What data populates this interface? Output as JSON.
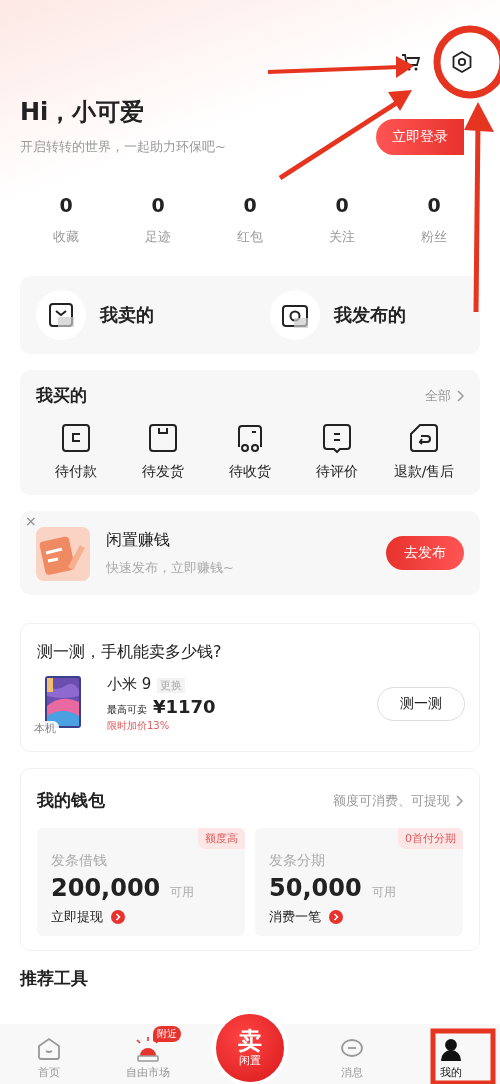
{
  "header": {
    "greeting": "Hi，小可爱",
    "subtitle": "开启转转的世界，一起助力环保吧~",
    "login_button": "立即登录"
  },
  "stats": [
    {
      "value": "0",
      "label": "收藏"
    },
    {
      "value": "0",
      "label": "足迹"
    },
    {
      "value": "0",
      "label": "红包"
    },
    {
      "value": "0",
      "label": "关注"
    },
    {
      "value": "0",
      "label": "粉丝"
    }
  ],
  "shortcuts": [
    {
      "kind": "bag",
      "label": "我卖的"
    },
    {
      "kind": "camera",
      "label": "我发布的"
    }
  ],
  "orders": {
    "title": "我买的",
    "more": "全部",
    "items": [
      {
        "kind": "pay",
        "label": "待付款"
      },
      {
        "kind": "ship",
        "label": "待发货"
      },
      {
        "kind": "truck",
        "label": "待收货"
      },
      {
        "kind": "review",
        "label": "待评价"
      },
      {
        "kind": "refund",
        "label": "退款/售后"
      }
    ]
  },
  "banner": {
    "close": "×",
    "title": "闲置赚钱",
    "subtitle": "快速发布，立即赚钱~",
    "button": "去发布"
  },
  "phone_test": {
    "title": "测一测，手机能卖多少钱?",
    "device_tag": "本机",
    "model": "小米 9",
    "change": "更换",
    "price_label": "最高可卖",
    "price": "¥1170",
    "promo": "限时加价13%",
    "button": "测一测"
  },
  "wallet": {
    "title": "我的钱包",
    "more": "额度可消费、可提现",
    "cards": [
      {
        "badge": "额度高",
        "name": "发条借钱",
        "amount": "200,000",
        "unit": "可用",
        "action": "立即提现"
      },
      {
        "badge": "0首付分期",
        "name": "发条分期",
        "amount": "50,000",
        "unit": "可用",
        "action": "消费一笔"
      }
    ]
  },
  "section_title": "推荐工具",
  "tab_bar": [
    {
      "kind": "home",
      "label": "首页",
      "selected": false
    },
    {
      "kind": "market",
      "label": "自由市场",
      "badge": "附近",
      "selected": false
    },
    {
      "kind": "sell",
      "label": "闲置",
      "icon_text": "卖",
      "selected": false
    },
    {
      "kind": "message",
      "label": "消息",
      "selected": false
    },
    {
      "kind": "me",
      "label": "我的",
      "selected": true
    }
  ]
}
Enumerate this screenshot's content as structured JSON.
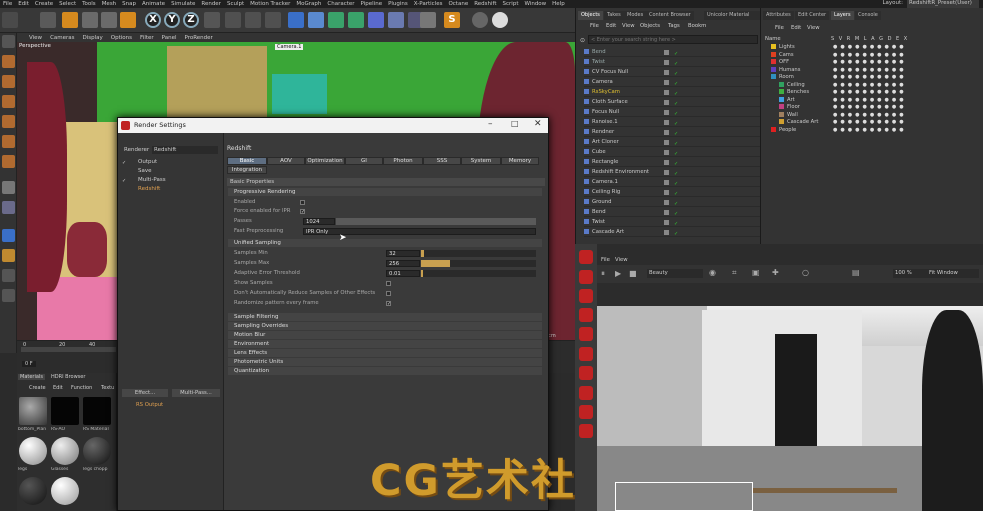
{
  "menubar": {
    "items": [
      "File",
      "Edit",
      "Create",
      "Select",
      "Tools",
      "Mesh",
      "Snap",
      "Animate",
      "Simulate",
      "Render",
      "Sculpt",
      "Motion Tracker",
      "MoGraph",
      "Character",
      "Pipeline",
      "Plugins",
      "X-Particles",
      "Octane",
      "Redshift",
      "Script",
      "Window",
      "Help"
    ],
    "layout_label": "Layout:",
    "layout_value": "RedshiftR_Preset(User)"
  },
  "toolbar": {
    "axes": [
      "X",
      "Y",
      "Z"
    ]
  },
  "viewport": {
    "menu": [
      "View",
      "Cameras",
      "Display",
      "Options",
      "Filter",
      "Panel",
      "ProRender"
    ],
    "label": "Perspective",
    "camera": "Camera.1"
  },
  "timeline": {
    "ticks": [
      "0",
      "20",
      "40"
    ],
    "frame": "0 F",
    "end": "200 cm"
  },
  "materials": {
    "tabs": [
      "Materials",
      "HDRI Browser"
    ],
    "menu": [
      "Create",
      "Edit",
      "Function",
      "Textu"
    ],
    "items": [
      "bottom_Plan",
      "RS-AO",
      "RS Material",
      "legs",
      "Glasses",
      "legs chopp",
      "",
      ""
    ]
  },
  "dialog": {
    "title": "Render Settings",
    "renderer_label": "Renderer",
    "renderer_value": "Redshift",
    "left_tree": [
      "Output",
      "Save",
      "Multi-Pass",
      "Redshift"
    ],
    "effect_button": "Effect...",
    "multipass_button": "Multi-Pass...",
    "rs_output": "RS Output",
    "header": "Redshift",
    "tabs": [
      "Basic",
      "AOV",
      "Optimization",
      "GI",
      "Photon",
      "SSS",
      "System",
      "Memory"
    ],
    "tab2": "Integration",
    "basic_properties": "Basic Properties",
    "progressive": {
      "title": "Progressive Rendering",
      "enabled": "Enabled",
      "force": "Force enabled for IPR",
      "passes_label": "Passes",
      "passes_value": "1024",
      "fast_label": "Fast Preprocessing",
      "fast_value": "IPR Only"
    },
    "unified": {
      "title": "Unified Sampling",
      "min_label": "Samples Min",
      "min_value": "32",
      "max_label": "Samples Max",
      "max_value": "256",
      "adaptive_label": "Adaptive Error Threshold",
      "adaptive_value": "0.01",
      "show": "Show Samples",
      "dont": "Don't Automatically Reduce Samples of Other Effects",
      "randomize": "Randomize pattern every frame",
      "min_fill": 0.03,
      "max_fill": 0.25,
      "adaptive_fill": 0.01
    },
    "collapsed": [
      "Sample Filtering",
      "Sampling Overrides",
      "Motion Blur",
      "Environment",
      "Lens Effects",
      "Photometric Units",
      "Quantization"
    ]
  },
  "objects": {
    "tabs": [
      "Objects",
      "Takes",
      "Modes",
      "Content Browser",
      "Unicolor Material"
    ],
    "menu": [
      "File",
      "Edit",
      "View",
      "Objects",
      "Tags",
      "Bookm"
    ],
    "search_placeholder": "< Enter your search string here >",
    "rows": [
      {
        "name": "Bend",
        "color": "#9aa"
      },
      {
        "name": "Twist",
        "color": "#9aa"
      },
      {
        "name": "CV Focus Null",
        "color": "#ccc"
      },
      {
        "name": "Camera",
        "color": "#ccc"
      },
      {
        "name": "RsSkyCam",
        "color": "#e0c030"
      },
      {
        "name": "Cloth Surface",
        "color": "#ccc"
      },
      {
        "name": "Focus Null",
        "color": "#ccc"
      },
      {
        "name": "Rsnoise.1",
        "color": "#ccc"
      },
      {
        "name": "Rendner",
        "color": "#ccc"
      },
      {
        "name": "Art Cloner",
        "color": "#ccc"
      },
      {
        "name": "Cube",
        "color": "#ccc"
      },
      {
        "name": "Rectangle",
        "color": "#ccc"
      },
      {
        "name": "Redshift Environment",
        "color": "#ccc"
      },
      {
        "name": "Camera.1",
        "color": "#ccc"
      },
      {
        "name": "Ceiling Rig",
        "color": "#ccc"
      },
      {
        "name": "Ground",
        "color": "#ccc"
      },
      {
        "name": "Bend",
        "color": "#ccc"
      },
      {
        "name": "Twist",
        "color": "#ccc"
      },
      {
        "name": "Cascade Art",
        "color": "#ccc"
      }
    ]
  },
  "layers": {
    "tabs": [
      "Attributes",
      "Edit Center",
      "Layers",
      "Console"
    ],
    "menu": [
      "File",
      "Edit",
      "View"
    ],
    "header": "Name",
    "cols": "S V R M L A G D E X",
    "rows": [
      {
        "name": "Lights",
        "color": "#e8c020"
      },
      {
        "name": "Cams",
        "color": "#e04020"
      },
      {
        "name": "OFF",
        "color": "#e03030"
      },
      {
        "name": "Humans",
        "color": "#6040c0"
      },
      {
        "name": "Room",
        "color": "#3090c0"
      },
      {
        "name": "Ceiling",
        "color": "#30a060"
      },
      {
        "name": "Benches",
        "color": "#40b040"
      },
      {
        "name": "Art",
        "color": "#40a0e0"
      },
      {
        "name": "Floor",
        "color": "#c04080"
      },
      {
        "name": "Wall",
        "color": "#a08060"
      },
      {
        "name": "Cascade Art",
        "color": "#d0a030"
      },
      {
        "name": "People",
        "color": "#e02020"
      }
    ]
  },
  "renderview": {
    "menu": [
      "File",
      "View"
    ],
    "aov": "Beauty",
    "zoom": "100 %",
    "fit": "Fit Window"
  },
  "watermark": "CG艺术社",
  "colors": {
    "accent": "#5e6e82",
    "rs_red": "#c02222",
    "viewport_green": "#3aa637"
  }
}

◆ ◆ ◆ ◆ ◆ ◆ ◆

● **TASK DESCRIPTION**
In the material above, show every line where the word "subtitle" turns up.

● **TASK OUTPUT**
    "subtitle": "开启转转的世界，一起助力环保吧~",
    "subtitle": "快速发布，立即赚钱~",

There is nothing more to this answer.